• [Your task] Retype every entry exactly, character for character.

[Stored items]
begin
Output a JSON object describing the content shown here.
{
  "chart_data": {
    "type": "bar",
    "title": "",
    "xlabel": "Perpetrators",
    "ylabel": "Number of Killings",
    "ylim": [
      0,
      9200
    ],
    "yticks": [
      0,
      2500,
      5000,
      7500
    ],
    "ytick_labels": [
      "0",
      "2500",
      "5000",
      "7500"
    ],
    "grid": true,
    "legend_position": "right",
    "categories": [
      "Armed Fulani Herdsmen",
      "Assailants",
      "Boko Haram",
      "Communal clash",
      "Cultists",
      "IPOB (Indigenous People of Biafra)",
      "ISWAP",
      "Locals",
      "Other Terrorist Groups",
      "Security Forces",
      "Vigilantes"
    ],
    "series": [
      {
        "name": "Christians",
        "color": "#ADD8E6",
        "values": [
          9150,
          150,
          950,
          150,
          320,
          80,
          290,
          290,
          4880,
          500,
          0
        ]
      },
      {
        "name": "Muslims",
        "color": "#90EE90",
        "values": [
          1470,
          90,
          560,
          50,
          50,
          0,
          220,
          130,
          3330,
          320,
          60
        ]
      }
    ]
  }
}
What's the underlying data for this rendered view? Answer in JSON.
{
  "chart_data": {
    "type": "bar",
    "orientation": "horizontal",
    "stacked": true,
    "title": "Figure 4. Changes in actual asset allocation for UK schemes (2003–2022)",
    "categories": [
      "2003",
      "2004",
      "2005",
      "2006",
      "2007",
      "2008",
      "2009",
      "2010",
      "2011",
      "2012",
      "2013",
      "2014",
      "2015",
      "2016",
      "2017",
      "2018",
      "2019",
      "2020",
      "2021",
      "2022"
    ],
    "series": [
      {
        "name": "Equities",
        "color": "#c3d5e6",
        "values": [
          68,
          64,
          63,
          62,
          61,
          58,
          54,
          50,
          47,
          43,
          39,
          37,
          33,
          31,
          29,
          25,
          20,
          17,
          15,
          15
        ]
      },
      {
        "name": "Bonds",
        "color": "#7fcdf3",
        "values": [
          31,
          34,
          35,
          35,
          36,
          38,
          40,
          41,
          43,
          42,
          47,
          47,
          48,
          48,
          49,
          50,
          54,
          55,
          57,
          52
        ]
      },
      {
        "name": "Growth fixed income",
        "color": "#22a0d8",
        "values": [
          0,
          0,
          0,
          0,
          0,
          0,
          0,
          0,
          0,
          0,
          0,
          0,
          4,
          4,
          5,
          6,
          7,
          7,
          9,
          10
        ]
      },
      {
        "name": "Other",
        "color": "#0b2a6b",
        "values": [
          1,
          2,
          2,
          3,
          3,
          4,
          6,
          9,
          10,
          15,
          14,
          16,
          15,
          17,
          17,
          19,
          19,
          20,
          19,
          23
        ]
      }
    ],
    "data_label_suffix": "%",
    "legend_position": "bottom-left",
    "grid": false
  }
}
end
• [The output]
Output a JSON object describing the content shown here.
{
  "chart_data": {
    "type": "bar",
    "title": "",
    "xlabel": "Perpetrators",
    "ylabel": "Number of Killings",
    "ylim": [
      0,
      9200
    ],
    "yticks": [
      0,
      2500,
      5000,
      7500
    ],
    "ytick_labels": [
      "0",
      "2500",
      "5000",
      "7500"
    ],
    "grid": true,
    "legend_position": "right",
    "categories": [
      "Armed Fulani Herdsmen",
      "Assailants",
      "Boko Haram",
      "Communal clash",
      "Cultists",
      "IPOB (Indigenous People of Biafra)",
      "ISWAP",
      "Locals",
      "Other Terrorist Groups",
      "Security Forces",
      "Vigilantes"
    ],
    "series": [
      {
        "name": "Christians",
        "color": "#ADD8E6",
        "values": [
          9150,
          150,
          950,
          150,
          320,
          80,
          290,
          290,
          4880,
          500,
          0
        ]
      },
      {
        "name": "Muslims",
        "color": "#90EE90",
        "values": [
          1470,
          90,
          560,
          50,
          50,
          0,
          220,
          130,
          3330,
          320,
          60
        ]
      }
    ]
  }
}
What's the underlying data for this rendered view? Answer in JSON.
{
  "chart_data": {
    "type": "bar",
    "orientation": "horizontal",
    "stacked": true,
    "title": "Figure 4. Changes in actual asset allocation for UK schemes (2003–2022)",
    "categories": [
      "2003",
      "2004",
      "2005",
      "2006",
      "2007",
      "2008",
      "2009",
      "2010",
      "2011",
      "2012",
      "2013",
      "2014",
      "2015",
      "2016",
      "2017",
      "2018",
      "2019",
      "2020",
      "2021",
      "2022"
    ],
    "series": [
      {
        "name": "Equities",
        "color": "#c3d5e6",
        "values": [
          68,
          64,
          63,
          62,
          61,
          58,
          54,
          50,
          47,
          43,
          39,
          37,
          33,
          31,
          29,
          25,
          20,
          17,
          15,
          15
        ]
      },
      {
        "name": "Bonds",
        "color": "#7fcdf3",
        "values": [
          31,
          34,
          35,
          35,
          36,
          38,
          40,
          41,
          43,
          42,
          47,
          47,
          48,
          48,
          49,
          50,
          54,
          55,
          57,
          52
        ]
      },
      {
        "name": "Growth fixed income",
        "color": "#22a0d8",
        "values": [
          0,
          0,
          0,
          0,
          0,
          0,
          0,
          0,
          0,
          0,
          0,
          0,
          4,
          4,
          5,
          6,
          7,
          7,
          9,
          10
        ]
      },
      {
        "name": "Other",
        "color": "#0b2a6b",
        "values": [
          1,
          2,
          2,
          3,
          3,
          4,
          6,
          9,
          10,
          15,
          14,
          16,
          15,
          17,
          17,
          19,
          19,
          20,
          19,
          23
        ]
      }
    ],
    "data_label_suffix": "%",
    "legend_position": "bottom-left",
    "grid": false
  }
}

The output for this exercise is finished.